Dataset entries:
════════════════
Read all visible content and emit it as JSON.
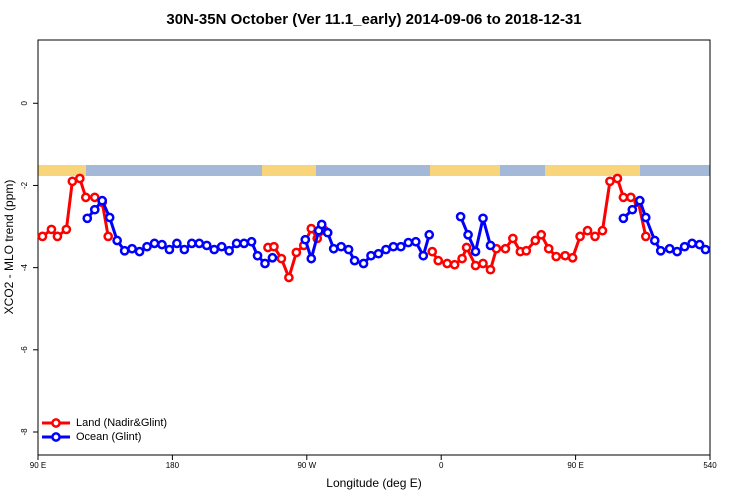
{
  "chart_data": {
    "type": "line",
    "title": "30N-35N October (Ver 11.1_early)   2014-09-06 to 2018-12-31",
    "x_label": "Longitude (deg E)",
    "y_label": "XCO2 - MLO trend (ppm)",
    "xlim": [
      90,
      540
    ],
    "ylim": [
      -8.56,
      1.54
    ],
    "xticks": [
      {
        "value": 90,
        "label": "90 E"
      },
      180,
      {
        "value": 270,
        "label": "90 W"
      },
      {
        "value": 360,
        "label": "0"
      },
      {
        "value": 450,
        "label": "90 E"
      },
      540
    ],
    "yticks": [
      0,
      -2,
      -4,
      -6,
      -8
    ],
    "legend": "bottom-left",
    "series": [
      {
        "name": "Land (Nadir&Glint)",
        "color": "#ff0000",
        "x": [
          93,
          99,
          103,
          109,
          113,
          118,
          122,
          128,
          133,
          137,
          null,
          244,
          248,
          253,
          258,
          263,
          268,
          273,
          277,
          282,
          null,
          354,
          358,
          364,
          369,
          374,
          377,
          383,
          388,
          393,
          397,
          403,
          408,
          413,
          417,
          423,
          427,
          432,
          437,
          443,
          448,
          453,
          458,
          463,
          468,
          473,
          478,
          482,
          487,
          492,
          497
        ],
        "values": [
          -3.24,
          -3.07,
          -3.24,
          -3.07,
          -1.9,
          -1.83,
          -2.29,
          -2.29,
          -2.41,
          -3.24,
          null,
          -3.51,
          -3.49,
          -3.78,
          -4.24,
          -3.63,
          -3.46,
          -3.05,
          -3.29,
          -3.1,
          null,
          -3.61,
          -3.83,
          -3.9,
          -3.93,
          -3.78,
          -3.51,
          -3.95,
          -3.9,
          -4.05,
          -3.54,
          -3.54,
          -3.29,
          -3.61,
          -3.59,
          -3.34,
          -3.2,
          -3.54,
          -3.73,
          -3.71,
          -3.76,
          -3.24,
          -3.1,
          -3.24,
          -3.1,
          -1.9,
          -1.83,
          -2.29,
          -2.29,
          -2.41,
          -3.24
        ]
      },
      {
        "name": "Ocean (Glint)",
        "color": "#0000ff",
        "x": [
          123,
          128,
          133,
          138,
          143,
          148,
          153,
          158,
          163,
          168,
          173,
          178,
          183,
          188,
          193,
          198,
          203,
          208,
          213,
          218,
          223,
          228,
          233,
          237,
          242,
          247,
          null,
          269,
          273,
          278,
          280,
          284,
          288,
          293,
          298,
          302,
          308,
          313,
          318,
          323,
          328,
          333,
          338,
          343,
          348,
          352,
          null,
          373,
          378,
          383,
          388,
          393,
          null,
          482,
          488,
          493,
          497,
          503,
          507,
          513,
          518,
          523,
          528,
          533,
          537
        ],
        "values": [
          -2.8,
          -2.59,
          -2.37,
          -2.78,
          -3.34,
          -3.59,
          -3.54,
          -3.61,
          -3.49,
          -3.41,
          -3.44,
          -3.56,
          -3.41,
          -3.56,
          -3.41,
          -3.41,
          -3.46,
          -3.56,
          -3.49,
          -3.59,
          -3.41,
          -3.41,
          -3.37,
          -3.71,
          -3.9,
          -3.76,
          null,
          -3.32,
          -3.78,
          -3.1,
          -2.95,
          -3.15,
          -3.54,
          -3.49,
          -3.56,
          -3.83,
          -3.9,
          -3.71,
          -3.66,
          -3.56,
          -3.49,
          -3.49,
          -3.39,
          -3.37,
          -3.71,
          -3.2,
          null,
          -2.76,
          -3.2,
          -3.61,
          -2.8,
          -3.46,
          null,
          -2.8,
          -2.59,
          -2.37,
          -2.78,
          -3.34,
          -3.59,
          -3.54,
          -3.61,
          -3.49,
          -3.41,
          -3.44,
          -3.56
        ]
      }
    ]
  }
}
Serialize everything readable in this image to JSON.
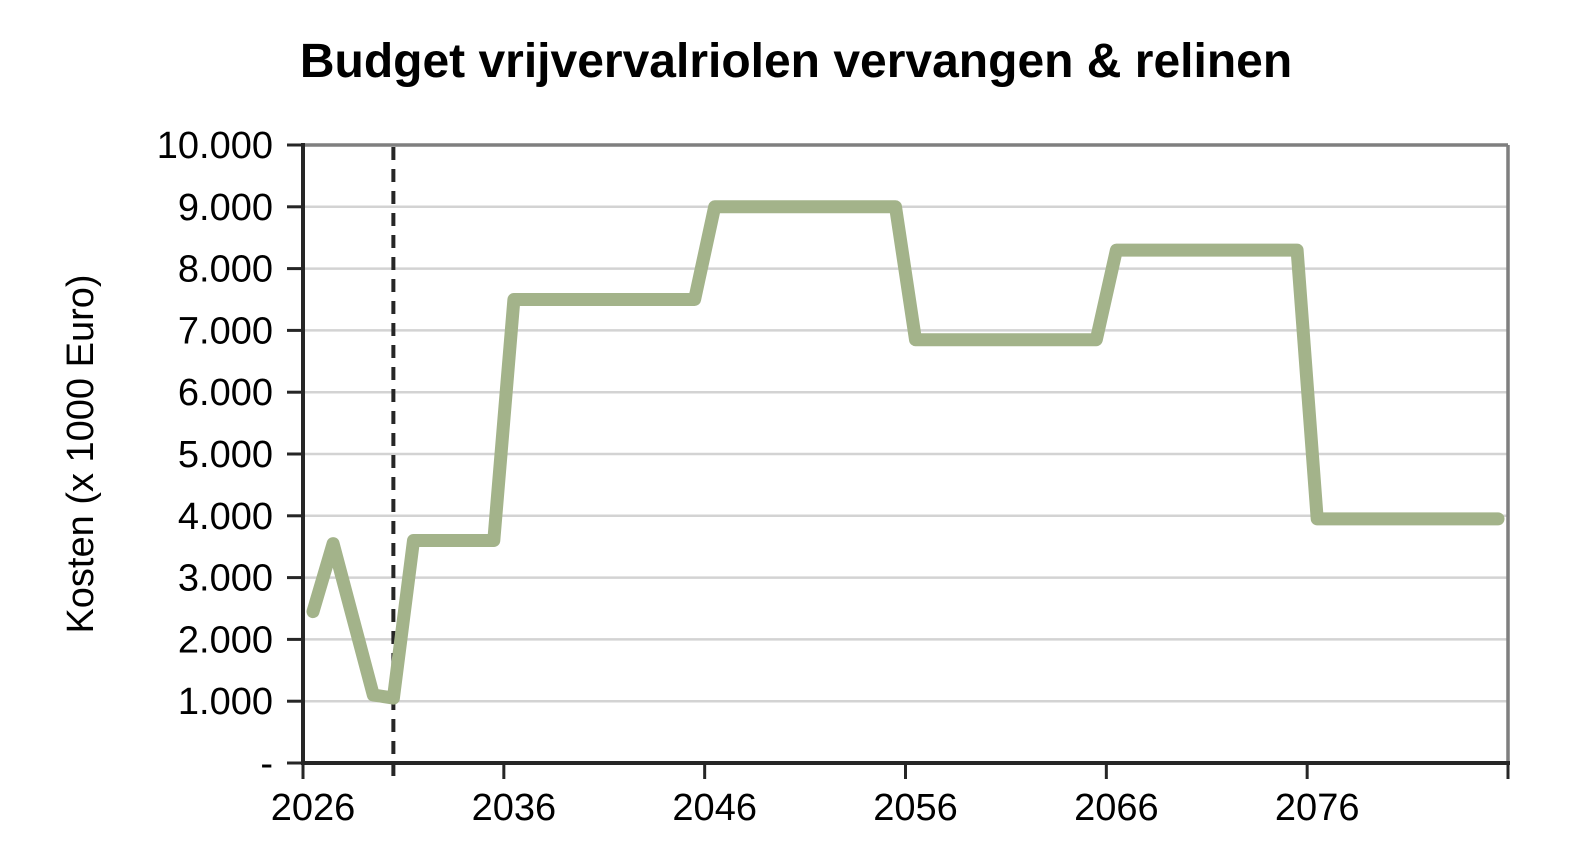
{
  "chart_data": {
    "type": "line",
    "title": "Budget vrijvervalriolen vervangen & relinen",
    "ylabel": "Kosten (x 1000 Euro)",
    "xlabel": "",
    "ylim": [
      0,
      10000
    ],
    "ytick_step": 1000,
    "ytick_labels_bottom_to_top": [
      "-",
      "1.000",
      "2.000",
      "3.000",
      "4.000",
      "5.000",
      "6.000",
      "7.000",
      "8.000",
      "9.000",
      "10.000"
    ],
    "xtick_years": [
      2026,
      2036,
      2046,
      2056,
      2066,
      2076
    ],
    "xtick_labels": [
      "2026",
      "2036",
      "2046",
      "2056",
      "2066",
      "2076"
    ],
    "x_axis_mode": "categories-between-ticks",
    "marker_line_year": 2030,
    "grid": "horizontal",
    "legend": "none",
    "years": [
      2026,
      2027,
      2028,
      2029,
      2030,
      2031,
      2032,
      2033,
      2034,
      2035,
      2036,
      2037,
      2038,
      2039,
      2040,
      2041,
      2042,
      2043,
      2044,
      2045,
      2046,
      2047,
      2048,
      2049,
      2050,
      2051,
      2052,
      2053,
      2054,
      2055,
      2056,
      2057,
      2058,
      2059,
      2060,
      2061,
      2062,
      2063,
      2064,
      2065,
      2066,
      2067,
      2068,
      2069,
      2070,
      2071,
      2072,
      2073,
      2074,
      2075,
      2076,
      2077,
      2078,
      2079,
      2080,
      2081,
      2082,
      2083,
      2084,
      2085
    ],
    "values": [
      2450,
      3550,
      2325,
      1100,
      1050,
      3600,
      3600,
      3600,
      3600,
      3600,
      7500,
      7500,
      7500,
      7500,
      7500,
      7500,
      7500,
      7500,
      7500,
      7500,
      9000,
      9000,
      9000,
      9000,
      9000,
      9000,
      9000,
      9000,
      9000,
      9000,
      6850,
      6850,
      6850,
      6850,
      6850,
      6850,
      6850,
      6850,
      6850,
      6850,
      8300,
      8300,
      8300,
      8300,
      8300,
      8300,
      8300,
      8300,
      8300,
      8300,
      3950,
      3950,
      3950,
      3950,
      3950,
      3950,
      3950,
      3950,
      3950,
      3950
    ],
    "colors": {
      "line": "#a3b38a",
      "grid": "#d3d3d3",
      "plot_border": "#7f7f7f",
      "axis": "#262626",
      "marker_line": "#262626",
      "text": "#000000"
    }
  }
}
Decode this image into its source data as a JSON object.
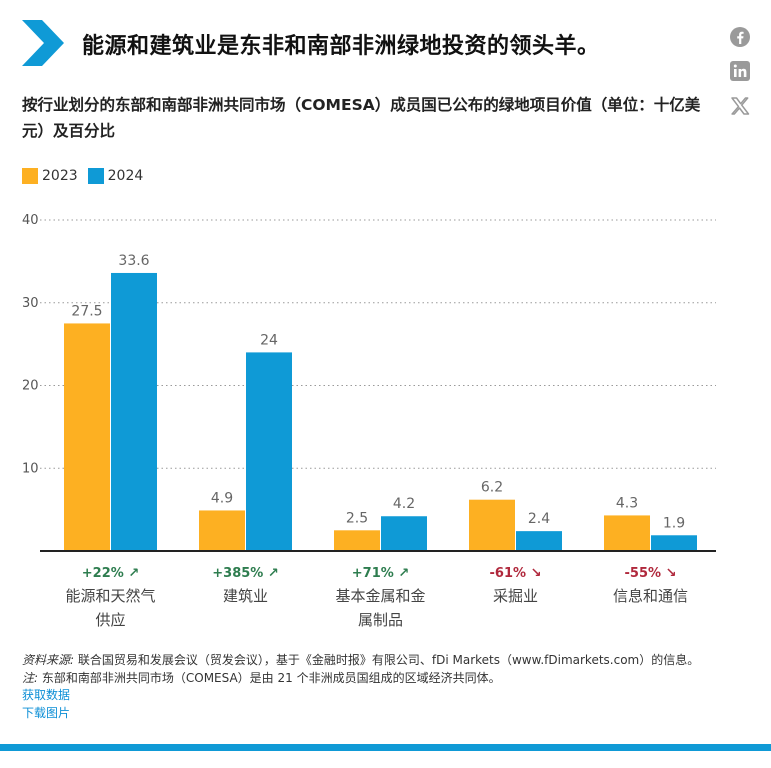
{
  "title": "能源和建筑业是东非和南部非洲绿地投资的领头羊。",
  "subtitle": "按行业划分的东部和南部非洲共同市场（COMESA）成员国已公布的绿地项目价值（单位：十亿美元）及百分比",
  "social": {
    "facebook": "facebook-icon",
    "linkedin": "linkedin-icon",
    "x": "x-icon"
  },
  "colors": {
    "accent": "#0f9ad6",
    "y2023": "#fdb022",
    "y2024": "#0f9ad6",
    "up": "#2e7d4f",
    "down": "#b0283c"
  },
  "chart_data": {
    "type": "bar",
    "categories": [
      "能源和天然气供应",
      "建筑业",
      "基本金属和金属制品",
      "采掘业",
      "信息和通信"
    ],
    "category_lines": [
      [
        "能源和天然气",
        "供应"
      ],
      [
        "建筑业"
      ],
      [
        "基本金属和金",
        "属制品"
      ],
      [
        "采掘业"
      ],
      [
        "信息和通信"
      ]
    ],
    "series": [
      {
        "name": "2023",
        "values": [
          27.5,
          4.9,
          2.5,
          6.2,
          4.3
        ],
        "labels": [
          "27.5",
          "4.9",
          "2.5",
          "6.2",
          "4.3"
        ]
      },
      {
        "name": "2024",
        "values": [
          33.6,
          24,
          4.2,
          2.4,
          1.9
        ],
        "labels": [
          "33.6",
          "24",
          "4.2",
          "2.4",
          "1.9"
        ]
      }
    ],
    "changes": [
      "+22% ↗",
      "+385% ↗",
      "+71% ↗",
      "-61% ↘",
      "-55% ↘"
    ],
    "change_direction": [
      "up",
      "up",
      "up",
      "down",
      "down"
    ],
    "yticks": [
      10,
      20,
      30,
      40
    ],
    "ylim": [
      0,
      40
    ],
    "grid": true,
    "legend": "top-left"
  },
  "notes": {
    "source_label": "资料来源:",
    "source_text": "联合国贸易和发展会议（贸发会议），基于《金融时报》有限公司、fDi Markets（www.fDimarkets.com）的信息。",
    "note_label": "注:",
    "note_text": "东部和南部非洲共同市场（COMESA）是由 21 个非洲成员国组成的区域经济共同体。",
    "get_data": "获取数据",
    "download_image": "下载图片"
  }
}
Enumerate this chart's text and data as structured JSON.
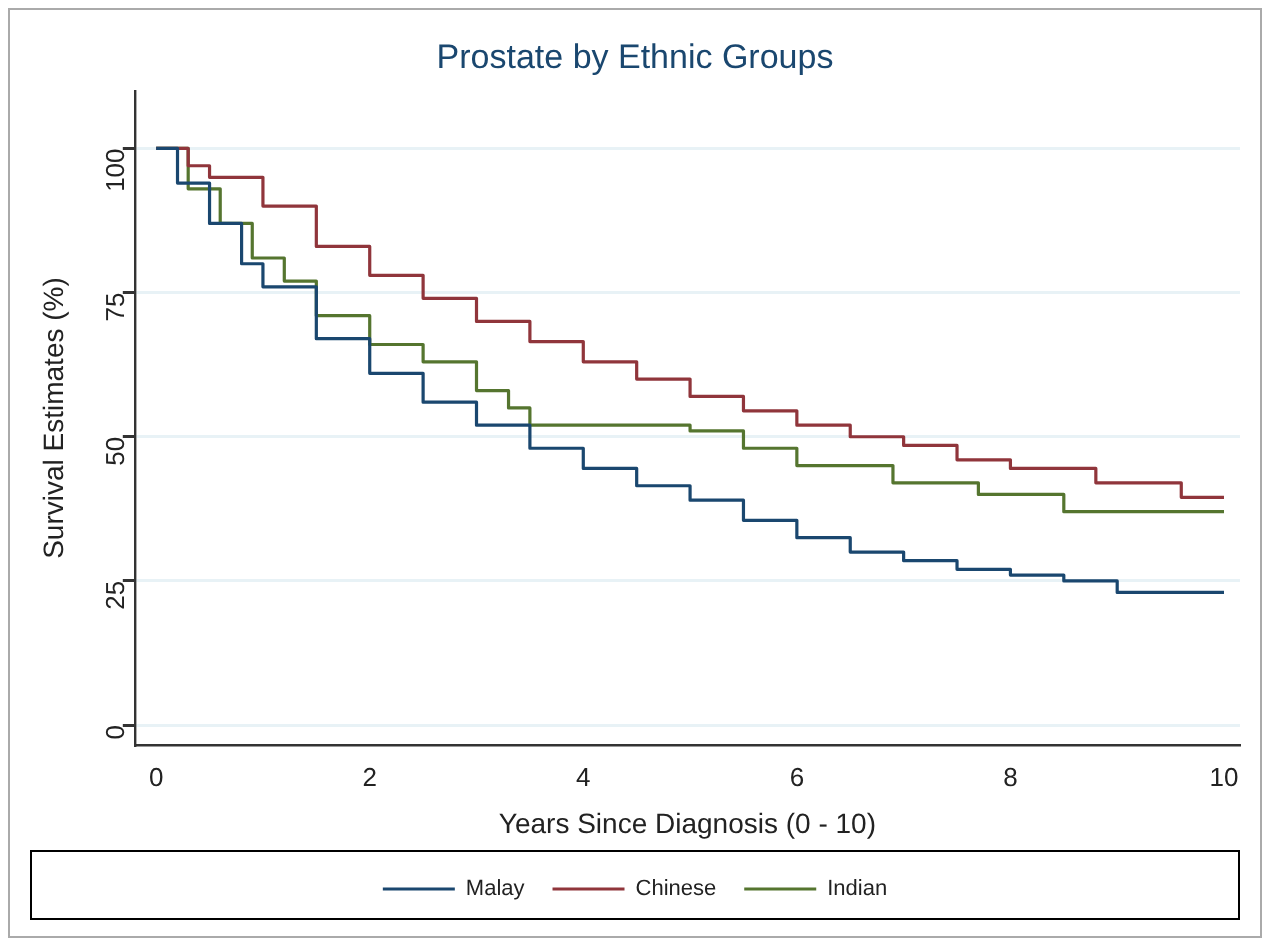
{
  "chart_data": {
    "type": "step",
    "title": "Prostate by Ethnic Groups",
    "xlabel": "Years Since Diagnosis (0 - 10)",
    "ylabel": "Survival Estimates (%)",
    "xlim": [
      -0.2,
      10.15
    ],
    "xticks": [
      0,
      2,
      4,
      6,
      8,
      10
    ],
    "ylim": [
      -3.5,
      110
    ],
    "yticks": [
      0,
      25,
      50,
      75,
      100
    ],
    "grid": "y",
    "legend": "bottom",
    "line_style": "solid",
    "marker": "none",
    "series": [
      {
        "name": "Malay",
        "color": "#1a476f",
        "x": [
          0,
          0.2,
          0.5,
          0.8,
          1,
          1.5,
          2,
          2.5,
          3,
          3.5,
          4,
          4.5,
          5,
          5.5,
          6,
          6.5,
          7,
          7.5,
          8,
          8.5,
          9,
          10
        ],
        "values": [
          100,
          94,
          87,
          80,
          76,
          67,
          61,
          56,
          52,
          48,
          44.5,
          41.5,
          39,
          35.5,
          32.5,
          30,
          28.5,
          27,
          26,
          25,
          23,
          23
        ]
      },
      {
        "name": "Chinese",
        "color": "#90353b",
        "x": [
          0,
          0.3,
          0.5,
          1,
          1.5,
          2,
          2.5,
          3,
          3.5,
          4,
          4.5,
          5,
          5.5,
          6,
          6.5,
          7,
          7.5,
          8,
          8.8,
          9.6,
          10
        ],
        "values": [
          100,
          97,
          95,
          90,
          83,
          78,
          74,
          70,
          66.5,
          63,
          60,
          57,
          54.5,
          52,
          50,
          48.5,
          46,
          44.5,
          42,
          39.5,
          39.5
        ]
      },
      {
        "name": "Indian",
        "color": "#55752f",
        "x": [
          0,
          0.3,
          0.6,
          0.9,
          1.2,
          1.5,
          2,
          2.5,
          3,
          3.3,
          3.5,
          4.5,
          5,
          5.5,
          6,
          6.9,
          7.7,
          8.5,
          10
        ],
        "values": [
          100,
          93,
          87,
          81,
          77,
          71,
          66,
          63,
          58,
          55,
          52,
          52,
          51,
          48,
          45,
          42,
          40,
          37,
          37
        ]
      }
    ]
  }
}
════════════════
**Challenge**
Each line holding "this" must be found and copied.

**Exercise output**
Serialize everything readable in this image to JSON.
Decode this image into its source data as a JSON object.
Enumerate this chart's text and data as structured JSON.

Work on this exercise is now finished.